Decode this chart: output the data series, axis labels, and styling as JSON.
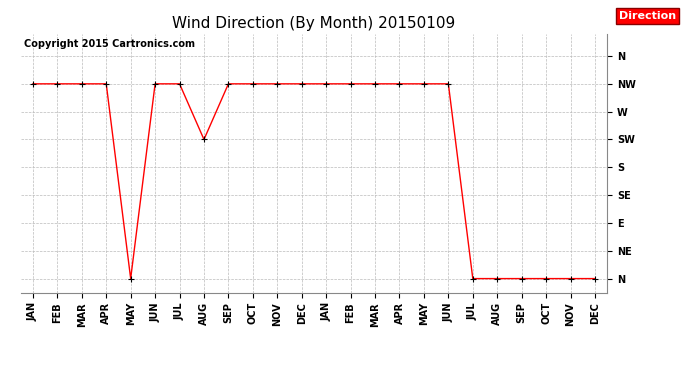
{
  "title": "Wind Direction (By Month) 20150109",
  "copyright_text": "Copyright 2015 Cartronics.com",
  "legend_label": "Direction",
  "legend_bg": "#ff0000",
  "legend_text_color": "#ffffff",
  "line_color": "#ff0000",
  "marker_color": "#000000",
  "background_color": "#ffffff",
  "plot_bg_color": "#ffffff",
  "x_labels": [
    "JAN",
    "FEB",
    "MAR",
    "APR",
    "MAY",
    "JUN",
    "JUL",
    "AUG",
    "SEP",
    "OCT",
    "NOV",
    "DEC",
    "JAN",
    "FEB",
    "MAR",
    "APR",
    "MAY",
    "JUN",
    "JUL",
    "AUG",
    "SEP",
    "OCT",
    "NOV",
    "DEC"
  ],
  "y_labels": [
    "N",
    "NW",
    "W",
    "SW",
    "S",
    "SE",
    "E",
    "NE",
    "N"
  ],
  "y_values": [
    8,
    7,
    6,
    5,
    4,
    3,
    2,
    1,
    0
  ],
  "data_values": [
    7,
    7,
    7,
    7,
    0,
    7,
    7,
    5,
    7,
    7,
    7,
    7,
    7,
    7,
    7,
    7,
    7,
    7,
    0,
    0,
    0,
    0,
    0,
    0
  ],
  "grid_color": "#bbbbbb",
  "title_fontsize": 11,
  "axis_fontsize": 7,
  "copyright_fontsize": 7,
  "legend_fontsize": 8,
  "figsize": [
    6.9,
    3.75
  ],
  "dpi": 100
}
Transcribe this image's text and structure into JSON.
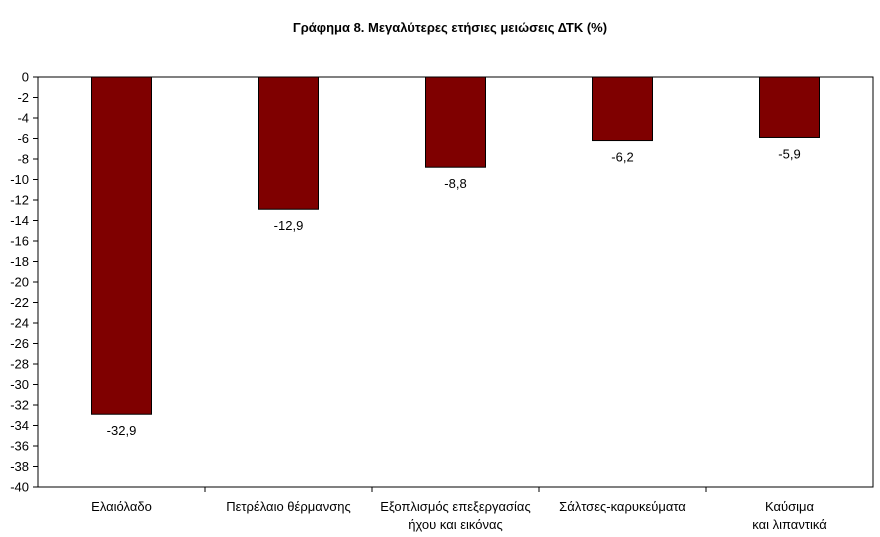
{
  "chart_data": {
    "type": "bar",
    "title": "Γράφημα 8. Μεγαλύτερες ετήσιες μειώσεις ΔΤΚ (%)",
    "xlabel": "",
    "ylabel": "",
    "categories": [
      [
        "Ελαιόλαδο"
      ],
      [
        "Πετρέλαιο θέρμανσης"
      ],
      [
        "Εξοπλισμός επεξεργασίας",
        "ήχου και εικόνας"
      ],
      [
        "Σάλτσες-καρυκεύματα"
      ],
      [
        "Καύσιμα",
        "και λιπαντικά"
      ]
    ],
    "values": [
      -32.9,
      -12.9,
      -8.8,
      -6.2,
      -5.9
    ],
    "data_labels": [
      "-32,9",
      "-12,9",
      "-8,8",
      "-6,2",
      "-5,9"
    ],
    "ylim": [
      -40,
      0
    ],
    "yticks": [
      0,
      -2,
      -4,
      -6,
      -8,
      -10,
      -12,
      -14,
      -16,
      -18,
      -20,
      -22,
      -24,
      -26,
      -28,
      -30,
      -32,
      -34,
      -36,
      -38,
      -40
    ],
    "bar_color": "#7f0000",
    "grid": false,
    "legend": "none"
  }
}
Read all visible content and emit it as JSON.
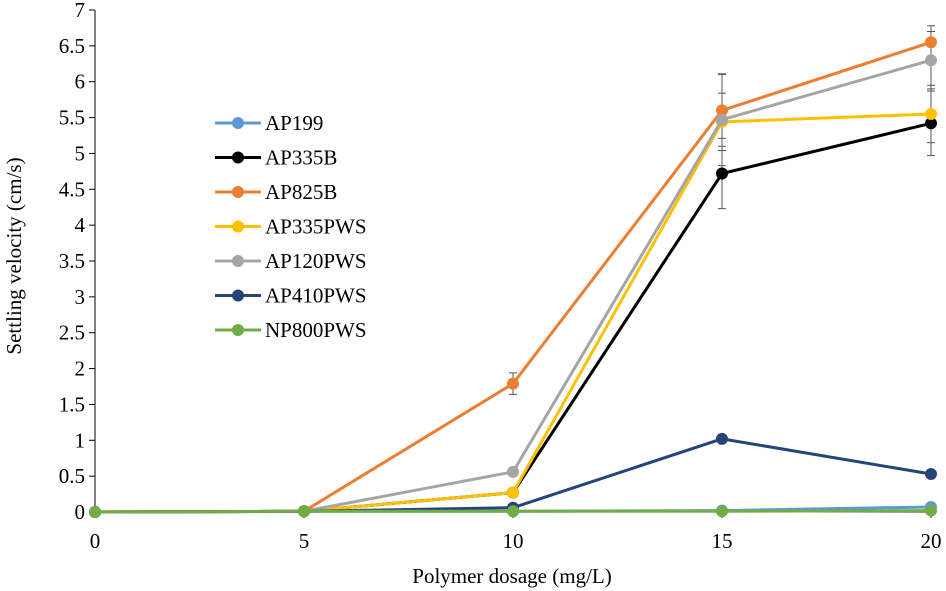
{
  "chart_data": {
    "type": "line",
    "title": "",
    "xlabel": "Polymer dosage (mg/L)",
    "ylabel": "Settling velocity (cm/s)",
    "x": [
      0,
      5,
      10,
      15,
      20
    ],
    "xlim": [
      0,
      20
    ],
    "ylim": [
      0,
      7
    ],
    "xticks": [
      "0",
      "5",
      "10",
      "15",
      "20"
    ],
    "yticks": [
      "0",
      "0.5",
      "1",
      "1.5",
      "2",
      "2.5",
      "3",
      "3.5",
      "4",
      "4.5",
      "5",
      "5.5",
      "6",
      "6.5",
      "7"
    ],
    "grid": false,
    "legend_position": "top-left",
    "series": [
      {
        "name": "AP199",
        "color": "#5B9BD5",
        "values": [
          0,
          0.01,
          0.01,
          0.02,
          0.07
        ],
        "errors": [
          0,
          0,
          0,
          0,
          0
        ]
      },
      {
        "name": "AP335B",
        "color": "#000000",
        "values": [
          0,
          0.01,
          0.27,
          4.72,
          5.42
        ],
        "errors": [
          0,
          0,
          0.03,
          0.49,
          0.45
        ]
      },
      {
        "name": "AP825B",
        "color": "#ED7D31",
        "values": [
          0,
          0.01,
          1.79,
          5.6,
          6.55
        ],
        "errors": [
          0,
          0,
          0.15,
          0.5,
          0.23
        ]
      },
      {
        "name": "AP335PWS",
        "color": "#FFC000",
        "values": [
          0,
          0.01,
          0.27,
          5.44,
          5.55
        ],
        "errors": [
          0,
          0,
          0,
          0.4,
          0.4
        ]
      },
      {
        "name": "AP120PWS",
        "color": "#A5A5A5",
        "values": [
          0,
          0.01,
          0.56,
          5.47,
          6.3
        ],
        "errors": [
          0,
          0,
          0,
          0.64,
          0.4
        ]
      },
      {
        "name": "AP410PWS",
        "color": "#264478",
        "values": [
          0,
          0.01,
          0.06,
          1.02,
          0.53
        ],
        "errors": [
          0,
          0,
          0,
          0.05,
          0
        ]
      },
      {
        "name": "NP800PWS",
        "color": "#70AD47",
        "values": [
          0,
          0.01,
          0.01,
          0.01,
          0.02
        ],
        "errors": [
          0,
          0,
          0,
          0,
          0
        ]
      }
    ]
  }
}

▬▬▬

■ **Request**:
All of the records above must be copied exactly, except for the pictures.

■ **Response for this exercise**:
Decode this chart: output the data series, axis labels, and styling as JSON.
{
  "title": "Wind Direction (By Month) 20150109",
  "copyright_text": "Copyright 2015 Cartronics.com",
  "legend_label": "Direction",
  "legend_bg": "#ff0000",
  "legend_text_color": "#ffffff",
  "line_color": "#ff0000",
  "marker_color": "#000000",
  "background_color": "#ffffff",
  "plot_bg_color": "#ffffff",
  "x_labels": [
    "JAN",
    "FEB",
    "MAR",
    "APR",
    "MAY",
    "JUN",
    "JUL",
    "AUG",
    "SEP",
    "OCT",
    "NOV",
    "DEC",
    "JAN",
    "FEB",
    "MAR",
    "APR",
    "MAY",
    "JUN",
    "JUL",
    "AUG",
    "SEP",
    "OCT",
    "NOV",
    "DEC"
  ],
  "y_labels": [
    "N",
    "NW",
    "W",
    "SW",
    "S",
    "SE",
    "E",
    "NE",
    "N"
  ],
  "y_values": [
    8,
    7,
    6,
    5,
    4,
    3,
    2,
    1,
    0
  ],
  "data_values": [
    7,
    7,
    7,
    7,
    0,
    7,
    7,
    5,
    7,
    7,
    7,
    7,
    7,
    7,
    7,
    7,
    7,
    7,
    0,
    0,
    0,
    0,
    0,
    0
  ],
  "grid_color": "#bbbbbb",
  "title_fontsize": 11,
  "axis_fontsize": 7,
  "copyright_fontsize": 7,
  "legend_fontsize": 8,
  "figsize": [
    6.9,
    3.75
  ],
  "dpi": 100
}
Transcribe this image's text and structure into JSON.
{
  "chart_data": {
    "type": "bar",
    "title": "Γράφημα 8. Μεγαλύτερες ετήσιες μειώσεις ΔΤΚ (%)",
    "xlabel": "",
    "ylabel": "",
    "categories": [
      [
        "Ελαιόλαδο"
      ],
      [
        "Πετρέλαιο θέρμανσης"
      ],
      [
        "Εξοπλισμός επεξεργασίας",
        "ήχου και εικόνας"
      ],
      [
        "Σάλτσες-καρυκεύματα"
      ],
      [
        "Καύσιμα",
        "και λιπαντικά"
      ]
    ],
    "values": [
      -32.9,
      -12.9,
      -8.8,
      -6.2,
      -5.9
    ],
    "data_labels": [
      "-32,9",
      "-12,9",
      "-8,8",
      "-6,2",
      "-5,9"
    ],
    "ylim": [
      -40,
      0
    ],
    "yticks": [
      0,
      -2,
      -4,
      -6,
      -8,
      -10,
      -12,
      -14,
      -16,
      -18,
      -20,
      -22,
      -24,
      -26,
      -28,
      -30,
      -32,
      -34,
      -36,
      -38,
      -40
    ],
    "bar_color": "#7f0000",
    "grid": false,
    "legend": "none"
  }
}
Read all visible content and emit it as JSON.
{
  "chart_data": {
    "type": "line",
    "title": "",
    "xlabel": "Polymer dosage (mg/L)",
    "ylabel": "Settling velocity (cm/s)",
    "x": [
      0,
      5,
      10,
      15,
      20
    ],
    "xlim": [
      0,
      20
    ],
    "ylim": [
      0,
      7
    ],
    "xticks": [
      "0",
      "5",
      "10",
      "15",
      "20"
    ],
    "yticks": [
      "0",
      "0.5",
      "1",
      "1.5",
      "2",
      "2.5",
      "3",
      "3.5",
      "4",
      "4.5",
      "5",
      "5.5",
      "6",
      "6.5",
      "7"
    ],
    "grid": false,
    "legend_position": "top-left",
    "series": [
      {
        "name": "AP199",
        "color": "#5B9BD5",
        "values": [
          0,
          0.01,
          0.01,
          0.02,
          0.07
        ],
        "errors": [
          0,
          0,
          0,
          0,
          0
        ]
      },
      {
        "name": "AP335B",
        "color": "#000000",
        "values": [
          0,
          0.01,
          0.27,
          4.72,
          5.42
        ],
        "errors": [
          0,
          0,
          0.03,
          0.49,
          0.45
        ]
      },
      {
        "name": "AP825B",
        "color": "#ED7D31",
        "values": [
          0,
          0.01,
          1.79,
          5.6,
          6.55
        ],
        "errors": [
          0,
          0,
          0.15,
          0.5,
          0.23
        ]
      },
      {
        "name": "AP335PWS",
        "color": "#FFC000",
        "values": [
          0,
          0.01,
          0.27,
          5.44,
          5.55
        ],
        "errors": [
          0,
          0,
          0,
          0.4,
          0.4
        ]
      },
      {
        "name": "AP120PWS",
        "color": "#A5A5A5",
        "values": [
          0,
          0.01,
          0.56,
          5.47,
          6.3
        ],
        "errors": [
          0,
          0,
          0,
          0.64,
          0.4
        ]
      },
      {
        "name": "AP410PWS",
        "color": "#264478",
        "values": [
          0,
          0.01,
          0.06,
          1.02,
          0.53
        ],
        "errors": [
          0,
          0,
          0,
          0.05,
          0
        ]
      },
      {
        "name": "NP800PWS",
        "color": "#70AD47",
        "values": [
          0,
          0.01,
          0.01,
          0.01,
          0.02
        ],
        "errors": [
          0,
          0,
          0,
          0,
          0
        ]
      }
    ]
  }
}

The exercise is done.